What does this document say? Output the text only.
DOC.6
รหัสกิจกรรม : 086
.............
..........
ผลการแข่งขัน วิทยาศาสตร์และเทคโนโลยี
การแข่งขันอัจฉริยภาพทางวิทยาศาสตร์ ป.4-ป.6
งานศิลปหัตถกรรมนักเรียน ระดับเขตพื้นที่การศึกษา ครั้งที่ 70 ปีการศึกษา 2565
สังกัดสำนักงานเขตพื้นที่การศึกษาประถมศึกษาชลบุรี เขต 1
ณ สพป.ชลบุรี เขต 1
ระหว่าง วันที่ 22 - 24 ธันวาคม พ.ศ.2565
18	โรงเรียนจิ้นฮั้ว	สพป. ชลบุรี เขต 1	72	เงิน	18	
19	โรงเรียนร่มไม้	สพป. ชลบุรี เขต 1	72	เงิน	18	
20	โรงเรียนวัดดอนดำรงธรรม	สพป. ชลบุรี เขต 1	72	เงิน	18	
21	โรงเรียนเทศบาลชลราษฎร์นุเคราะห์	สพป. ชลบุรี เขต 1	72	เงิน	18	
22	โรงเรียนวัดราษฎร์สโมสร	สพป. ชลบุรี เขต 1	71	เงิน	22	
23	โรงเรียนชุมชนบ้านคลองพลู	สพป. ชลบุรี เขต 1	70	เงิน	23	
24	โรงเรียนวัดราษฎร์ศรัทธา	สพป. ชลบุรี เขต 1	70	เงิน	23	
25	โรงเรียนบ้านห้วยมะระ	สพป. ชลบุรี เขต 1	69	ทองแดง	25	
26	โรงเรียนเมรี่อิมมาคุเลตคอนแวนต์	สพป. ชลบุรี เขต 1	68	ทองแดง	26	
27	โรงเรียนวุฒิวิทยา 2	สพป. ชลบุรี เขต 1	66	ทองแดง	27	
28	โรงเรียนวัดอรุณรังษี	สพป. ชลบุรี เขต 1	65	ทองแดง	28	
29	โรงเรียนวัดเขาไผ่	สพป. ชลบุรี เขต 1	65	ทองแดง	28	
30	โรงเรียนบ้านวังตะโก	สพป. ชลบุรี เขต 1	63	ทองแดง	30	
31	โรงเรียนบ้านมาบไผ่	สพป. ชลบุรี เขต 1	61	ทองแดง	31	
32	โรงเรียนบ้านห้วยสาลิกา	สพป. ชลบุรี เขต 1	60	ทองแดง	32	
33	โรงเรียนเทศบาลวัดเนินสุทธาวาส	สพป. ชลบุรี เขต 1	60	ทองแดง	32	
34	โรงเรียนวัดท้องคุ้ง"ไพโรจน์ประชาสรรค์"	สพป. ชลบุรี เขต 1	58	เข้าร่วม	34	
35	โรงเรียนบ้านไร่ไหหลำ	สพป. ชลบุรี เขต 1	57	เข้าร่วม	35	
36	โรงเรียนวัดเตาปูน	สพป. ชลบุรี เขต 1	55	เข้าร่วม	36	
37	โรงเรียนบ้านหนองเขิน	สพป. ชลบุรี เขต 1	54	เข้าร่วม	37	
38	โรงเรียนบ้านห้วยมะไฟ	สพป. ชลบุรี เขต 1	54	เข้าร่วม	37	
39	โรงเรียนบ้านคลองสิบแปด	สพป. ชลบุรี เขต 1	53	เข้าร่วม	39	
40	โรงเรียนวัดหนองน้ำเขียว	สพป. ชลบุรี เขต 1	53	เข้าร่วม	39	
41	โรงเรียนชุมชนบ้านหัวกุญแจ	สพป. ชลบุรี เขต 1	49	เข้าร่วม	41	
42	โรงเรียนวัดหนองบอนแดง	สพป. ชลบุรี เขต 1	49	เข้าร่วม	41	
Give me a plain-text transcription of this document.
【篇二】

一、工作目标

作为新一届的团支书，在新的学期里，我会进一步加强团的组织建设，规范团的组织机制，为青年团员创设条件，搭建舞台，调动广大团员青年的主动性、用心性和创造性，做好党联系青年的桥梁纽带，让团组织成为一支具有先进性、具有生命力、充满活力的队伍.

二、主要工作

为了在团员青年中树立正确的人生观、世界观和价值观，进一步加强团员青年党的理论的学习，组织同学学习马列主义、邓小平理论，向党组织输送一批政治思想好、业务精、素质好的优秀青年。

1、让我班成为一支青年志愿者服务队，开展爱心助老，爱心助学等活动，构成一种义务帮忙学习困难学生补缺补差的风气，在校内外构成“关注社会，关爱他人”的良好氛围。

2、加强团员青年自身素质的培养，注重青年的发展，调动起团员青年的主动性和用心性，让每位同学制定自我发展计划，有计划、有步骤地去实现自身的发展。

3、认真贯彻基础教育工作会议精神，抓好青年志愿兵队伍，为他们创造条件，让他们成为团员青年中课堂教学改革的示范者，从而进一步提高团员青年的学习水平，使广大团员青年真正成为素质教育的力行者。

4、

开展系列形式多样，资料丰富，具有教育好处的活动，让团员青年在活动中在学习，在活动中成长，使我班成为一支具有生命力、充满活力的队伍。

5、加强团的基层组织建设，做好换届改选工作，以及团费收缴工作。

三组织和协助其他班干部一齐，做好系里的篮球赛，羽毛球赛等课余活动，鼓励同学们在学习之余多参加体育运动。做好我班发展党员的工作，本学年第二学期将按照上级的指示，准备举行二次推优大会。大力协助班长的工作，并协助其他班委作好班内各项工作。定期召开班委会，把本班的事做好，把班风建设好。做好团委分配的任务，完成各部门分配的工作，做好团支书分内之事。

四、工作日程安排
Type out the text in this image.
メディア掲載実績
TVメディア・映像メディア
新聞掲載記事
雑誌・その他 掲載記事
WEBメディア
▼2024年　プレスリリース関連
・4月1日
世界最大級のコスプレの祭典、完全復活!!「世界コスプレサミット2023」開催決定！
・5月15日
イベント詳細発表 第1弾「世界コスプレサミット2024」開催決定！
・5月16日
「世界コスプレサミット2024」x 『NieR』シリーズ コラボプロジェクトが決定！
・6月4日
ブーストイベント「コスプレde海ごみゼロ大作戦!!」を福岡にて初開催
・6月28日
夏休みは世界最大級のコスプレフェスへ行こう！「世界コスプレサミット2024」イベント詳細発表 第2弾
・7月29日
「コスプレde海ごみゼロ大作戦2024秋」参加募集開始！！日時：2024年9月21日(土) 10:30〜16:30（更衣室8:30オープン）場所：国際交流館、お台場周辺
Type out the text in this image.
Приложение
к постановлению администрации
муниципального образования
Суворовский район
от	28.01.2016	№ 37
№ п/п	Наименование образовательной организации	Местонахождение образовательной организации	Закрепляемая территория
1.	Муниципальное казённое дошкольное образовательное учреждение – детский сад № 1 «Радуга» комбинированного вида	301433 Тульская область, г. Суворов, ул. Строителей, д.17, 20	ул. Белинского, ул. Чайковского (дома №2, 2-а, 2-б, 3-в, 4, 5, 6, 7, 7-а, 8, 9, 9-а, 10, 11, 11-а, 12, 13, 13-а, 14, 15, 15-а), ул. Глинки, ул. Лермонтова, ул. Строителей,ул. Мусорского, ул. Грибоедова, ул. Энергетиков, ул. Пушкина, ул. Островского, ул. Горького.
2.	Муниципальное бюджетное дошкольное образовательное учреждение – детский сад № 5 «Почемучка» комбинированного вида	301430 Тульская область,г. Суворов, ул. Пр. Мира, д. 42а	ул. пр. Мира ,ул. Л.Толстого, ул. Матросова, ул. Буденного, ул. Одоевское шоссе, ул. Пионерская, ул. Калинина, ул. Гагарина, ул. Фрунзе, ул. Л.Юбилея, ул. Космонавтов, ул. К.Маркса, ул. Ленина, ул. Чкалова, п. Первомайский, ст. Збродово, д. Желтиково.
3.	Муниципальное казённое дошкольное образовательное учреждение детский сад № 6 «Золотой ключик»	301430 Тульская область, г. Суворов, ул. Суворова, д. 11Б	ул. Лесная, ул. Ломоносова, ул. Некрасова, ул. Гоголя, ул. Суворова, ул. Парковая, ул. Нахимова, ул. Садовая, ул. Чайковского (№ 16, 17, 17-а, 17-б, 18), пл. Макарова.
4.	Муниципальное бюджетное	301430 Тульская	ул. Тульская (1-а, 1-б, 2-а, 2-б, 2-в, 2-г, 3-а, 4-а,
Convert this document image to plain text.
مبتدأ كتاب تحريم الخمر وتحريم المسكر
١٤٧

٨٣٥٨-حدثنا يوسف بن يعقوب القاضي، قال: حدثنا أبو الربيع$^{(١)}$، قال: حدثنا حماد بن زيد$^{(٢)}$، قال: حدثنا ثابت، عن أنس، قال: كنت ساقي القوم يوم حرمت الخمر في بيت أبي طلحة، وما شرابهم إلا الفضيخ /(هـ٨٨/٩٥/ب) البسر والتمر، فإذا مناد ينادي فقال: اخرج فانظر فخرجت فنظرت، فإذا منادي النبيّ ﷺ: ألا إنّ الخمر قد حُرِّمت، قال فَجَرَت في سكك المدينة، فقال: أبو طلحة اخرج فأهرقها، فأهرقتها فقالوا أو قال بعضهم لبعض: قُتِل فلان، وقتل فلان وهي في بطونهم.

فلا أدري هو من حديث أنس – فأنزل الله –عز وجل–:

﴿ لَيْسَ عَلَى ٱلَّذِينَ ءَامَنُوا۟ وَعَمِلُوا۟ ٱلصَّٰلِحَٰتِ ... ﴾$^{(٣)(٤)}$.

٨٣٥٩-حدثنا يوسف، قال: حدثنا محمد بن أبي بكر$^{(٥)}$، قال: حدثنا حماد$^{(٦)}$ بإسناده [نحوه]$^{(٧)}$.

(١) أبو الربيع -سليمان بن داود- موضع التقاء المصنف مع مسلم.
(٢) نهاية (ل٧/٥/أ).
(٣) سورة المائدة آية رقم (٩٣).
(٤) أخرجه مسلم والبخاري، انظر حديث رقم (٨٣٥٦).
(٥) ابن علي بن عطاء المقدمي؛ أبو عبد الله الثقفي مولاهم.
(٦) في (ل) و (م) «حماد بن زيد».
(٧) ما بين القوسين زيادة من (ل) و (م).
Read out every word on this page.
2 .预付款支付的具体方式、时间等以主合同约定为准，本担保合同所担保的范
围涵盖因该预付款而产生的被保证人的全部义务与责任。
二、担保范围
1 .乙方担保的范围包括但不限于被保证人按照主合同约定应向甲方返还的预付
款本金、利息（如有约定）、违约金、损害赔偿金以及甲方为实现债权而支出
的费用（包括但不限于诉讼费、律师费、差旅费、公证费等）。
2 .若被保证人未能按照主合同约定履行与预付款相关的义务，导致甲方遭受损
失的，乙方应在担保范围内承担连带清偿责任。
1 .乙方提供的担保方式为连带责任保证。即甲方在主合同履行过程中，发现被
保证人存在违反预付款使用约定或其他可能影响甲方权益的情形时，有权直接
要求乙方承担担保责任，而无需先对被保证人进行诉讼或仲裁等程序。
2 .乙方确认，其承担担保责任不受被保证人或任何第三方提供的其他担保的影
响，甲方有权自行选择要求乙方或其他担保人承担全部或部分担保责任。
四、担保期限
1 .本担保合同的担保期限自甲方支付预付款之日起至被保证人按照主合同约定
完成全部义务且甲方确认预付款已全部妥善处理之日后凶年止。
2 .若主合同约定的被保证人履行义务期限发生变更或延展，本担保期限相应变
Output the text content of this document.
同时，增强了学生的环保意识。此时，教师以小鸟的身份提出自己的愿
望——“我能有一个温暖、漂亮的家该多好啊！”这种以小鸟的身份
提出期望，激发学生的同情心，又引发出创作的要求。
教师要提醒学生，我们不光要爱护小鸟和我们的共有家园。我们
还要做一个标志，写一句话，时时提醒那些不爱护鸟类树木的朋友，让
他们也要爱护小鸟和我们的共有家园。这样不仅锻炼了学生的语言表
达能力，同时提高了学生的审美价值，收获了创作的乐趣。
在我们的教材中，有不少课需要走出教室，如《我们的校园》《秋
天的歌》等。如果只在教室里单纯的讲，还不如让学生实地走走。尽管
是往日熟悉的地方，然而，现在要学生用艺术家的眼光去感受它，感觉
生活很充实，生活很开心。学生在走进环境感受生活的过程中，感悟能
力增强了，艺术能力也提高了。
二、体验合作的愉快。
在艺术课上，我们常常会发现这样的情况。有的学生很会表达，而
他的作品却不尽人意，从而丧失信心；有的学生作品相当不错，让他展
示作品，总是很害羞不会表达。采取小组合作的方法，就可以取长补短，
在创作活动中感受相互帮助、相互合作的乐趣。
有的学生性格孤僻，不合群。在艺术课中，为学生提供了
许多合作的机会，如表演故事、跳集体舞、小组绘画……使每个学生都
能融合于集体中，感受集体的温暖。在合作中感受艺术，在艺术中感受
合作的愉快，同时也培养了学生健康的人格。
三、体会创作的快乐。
******************************
__The exercise__
Which lines in the data above contain "حدثنا"? Show each one.

__Result below__
٨٣٥٨-حدثنا يوسف بن يعقوب القاضي، قال: حدثنا أبو الربيع$^{(١)}$، قال: حدثنا حماد بن زيد$^{(٢)}$، قال: حدثنا ثابت، عن أنس، قال: كنت ساقي القوم يوم حرمت الخمر في بيت أبي طلحة، وما شرابهم إلا الفضيخ /(هـ٨٨/٩٥/ب) البسر والتمر، فإذا مناد ينادي فقال: اخرج فانظر فخرجت فنظرت، فإذا منادي النبيّ ﷺ: ألا إنّ الخمر قد حُرِّمت، قال فَجَرَت في سكك المدينة، فقال: أبو طلحة اخرج فأهرقها، فأهرقتها فقالوا أو قال بعضهم لبعض: قُتِل فلان، وقتل فلان وهي في بطونهم.
٨٣٥٩-حدثنا يوسف، قال: حدثنا محمد بن أبي بكر$^{(٥)}$، قال: حدثنا حماد$^{(٦)}$ بإسناده [نحوه]$^{(٧)}$.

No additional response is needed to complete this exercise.